What is expected
Return, exactly, the line that contains "What's the underlying" together with all lines after it to the end of the entries, and no further lines.

(Dataset rows)
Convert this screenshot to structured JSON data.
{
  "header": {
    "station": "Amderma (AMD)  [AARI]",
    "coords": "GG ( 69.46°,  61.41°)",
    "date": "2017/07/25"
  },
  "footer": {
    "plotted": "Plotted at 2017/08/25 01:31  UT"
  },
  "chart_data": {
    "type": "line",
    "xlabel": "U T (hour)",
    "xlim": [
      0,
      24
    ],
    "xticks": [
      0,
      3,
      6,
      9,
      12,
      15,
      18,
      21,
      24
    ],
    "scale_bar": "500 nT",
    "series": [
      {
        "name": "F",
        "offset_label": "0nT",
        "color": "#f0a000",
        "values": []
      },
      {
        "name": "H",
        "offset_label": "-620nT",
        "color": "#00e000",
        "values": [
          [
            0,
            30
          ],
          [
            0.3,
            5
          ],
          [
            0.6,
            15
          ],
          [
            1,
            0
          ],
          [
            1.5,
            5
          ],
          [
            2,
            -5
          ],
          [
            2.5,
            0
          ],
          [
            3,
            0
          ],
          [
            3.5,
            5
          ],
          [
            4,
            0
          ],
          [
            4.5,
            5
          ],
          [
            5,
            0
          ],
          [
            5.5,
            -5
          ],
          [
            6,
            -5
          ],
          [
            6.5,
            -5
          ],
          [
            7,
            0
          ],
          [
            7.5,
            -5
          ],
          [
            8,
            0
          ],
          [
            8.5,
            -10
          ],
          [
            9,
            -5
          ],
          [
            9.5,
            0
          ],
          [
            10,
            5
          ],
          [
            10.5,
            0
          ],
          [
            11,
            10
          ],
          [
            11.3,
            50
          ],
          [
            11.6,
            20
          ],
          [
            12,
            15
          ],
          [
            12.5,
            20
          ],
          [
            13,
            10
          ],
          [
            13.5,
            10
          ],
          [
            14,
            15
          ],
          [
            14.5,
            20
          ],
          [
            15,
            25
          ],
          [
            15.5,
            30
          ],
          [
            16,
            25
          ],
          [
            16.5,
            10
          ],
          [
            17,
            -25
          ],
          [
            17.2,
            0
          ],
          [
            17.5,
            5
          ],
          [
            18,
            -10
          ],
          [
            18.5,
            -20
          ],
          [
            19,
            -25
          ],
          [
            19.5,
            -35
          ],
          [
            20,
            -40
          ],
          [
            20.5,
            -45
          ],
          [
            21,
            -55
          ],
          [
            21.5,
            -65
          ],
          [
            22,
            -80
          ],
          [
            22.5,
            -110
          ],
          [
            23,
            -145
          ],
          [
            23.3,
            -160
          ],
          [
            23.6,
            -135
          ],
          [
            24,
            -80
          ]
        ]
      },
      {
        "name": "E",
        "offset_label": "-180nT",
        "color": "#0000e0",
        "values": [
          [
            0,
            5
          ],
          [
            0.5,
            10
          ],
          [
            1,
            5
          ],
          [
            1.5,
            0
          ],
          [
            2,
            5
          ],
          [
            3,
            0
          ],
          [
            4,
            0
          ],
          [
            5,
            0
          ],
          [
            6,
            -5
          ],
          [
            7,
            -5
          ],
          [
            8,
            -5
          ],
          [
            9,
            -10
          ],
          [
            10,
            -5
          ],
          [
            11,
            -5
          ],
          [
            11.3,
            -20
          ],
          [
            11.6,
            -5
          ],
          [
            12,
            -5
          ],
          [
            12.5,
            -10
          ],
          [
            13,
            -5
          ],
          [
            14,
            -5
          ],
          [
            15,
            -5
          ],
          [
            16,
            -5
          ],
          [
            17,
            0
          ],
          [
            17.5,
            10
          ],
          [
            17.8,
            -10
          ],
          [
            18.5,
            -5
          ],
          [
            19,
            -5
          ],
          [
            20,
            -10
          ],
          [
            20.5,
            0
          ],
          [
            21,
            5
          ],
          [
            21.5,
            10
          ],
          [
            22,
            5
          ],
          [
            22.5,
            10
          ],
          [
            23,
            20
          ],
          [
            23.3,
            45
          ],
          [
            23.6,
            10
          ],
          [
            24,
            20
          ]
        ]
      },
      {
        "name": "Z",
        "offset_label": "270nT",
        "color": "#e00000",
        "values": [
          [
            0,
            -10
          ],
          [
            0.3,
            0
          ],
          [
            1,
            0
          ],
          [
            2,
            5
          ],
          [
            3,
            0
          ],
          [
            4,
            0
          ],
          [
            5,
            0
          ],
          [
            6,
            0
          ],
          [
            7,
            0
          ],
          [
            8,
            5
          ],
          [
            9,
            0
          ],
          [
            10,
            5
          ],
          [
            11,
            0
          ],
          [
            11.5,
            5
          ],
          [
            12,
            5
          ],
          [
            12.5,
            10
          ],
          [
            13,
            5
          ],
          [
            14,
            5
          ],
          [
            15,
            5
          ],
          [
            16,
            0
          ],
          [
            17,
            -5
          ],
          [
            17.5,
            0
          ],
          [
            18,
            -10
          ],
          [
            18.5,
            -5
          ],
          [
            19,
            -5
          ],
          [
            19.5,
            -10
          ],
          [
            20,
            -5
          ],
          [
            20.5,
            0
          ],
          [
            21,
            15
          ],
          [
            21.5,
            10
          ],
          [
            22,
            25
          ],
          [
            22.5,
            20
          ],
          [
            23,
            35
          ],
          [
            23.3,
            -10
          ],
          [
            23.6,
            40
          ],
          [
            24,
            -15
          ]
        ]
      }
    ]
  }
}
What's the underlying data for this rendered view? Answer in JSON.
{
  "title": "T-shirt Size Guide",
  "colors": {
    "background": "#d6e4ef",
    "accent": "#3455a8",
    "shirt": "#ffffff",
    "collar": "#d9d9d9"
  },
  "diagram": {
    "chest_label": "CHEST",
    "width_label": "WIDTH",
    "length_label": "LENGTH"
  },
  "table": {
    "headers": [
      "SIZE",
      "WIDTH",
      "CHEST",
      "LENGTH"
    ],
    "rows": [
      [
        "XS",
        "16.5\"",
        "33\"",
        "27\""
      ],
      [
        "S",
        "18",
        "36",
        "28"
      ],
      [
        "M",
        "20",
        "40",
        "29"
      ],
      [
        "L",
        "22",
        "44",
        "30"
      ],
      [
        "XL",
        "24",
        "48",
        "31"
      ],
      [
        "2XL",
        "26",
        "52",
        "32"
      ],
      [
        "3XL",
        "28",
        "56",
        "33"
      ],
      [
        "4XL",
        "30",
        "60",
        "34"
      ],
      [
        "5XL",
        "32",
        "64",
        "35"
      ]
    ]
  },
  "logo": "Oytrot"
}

Output for this task
What's the underlying data for this rendered view? Answer in JSON.
{
  "title": "T-shirt Size Guide",
  "colors": {
    "background": "#d6e4ef",
    "accent": "#3455a8",
    "shirt": "#ffffff",
    "collar": "#d9d9d9"
  },
  "diagram": {
    "chest_label": "CHEST",
    "width_label": "WIDTH",
    "length_label": "LENGTH"
  },
  "table": {
    "headers": [
      "SIZE",
      "WIDTH",
      "CHEST",
      "LENGTH"
    ],
    "rows": [
      [
        "XS",
        "16.5\"",
        "33\"",
        "27\""
      ],
      [
        "S",
        "18",
        "36",
        "28"
      ],
      [
        "M",
        "20",
        "40",
        "29"
      ],
      [
        "L",
        "22",
        "44",
        "30"
      ],
      [
        "XL",
        "24",
        "48",
        "31"
      ],
      [
        "2XL",
        "26",
        "52",
        "32"
      ],
      [
        "3XL",
        "28",
        "56",
        "33"
      ],
      [
        "4XL",
        "30",
        "60",
        "34"
      ],
      [
        "5XL",
        "32",
        "64",
        "35"
      ]
    ]
  },
  "logo": "Oytrot"
}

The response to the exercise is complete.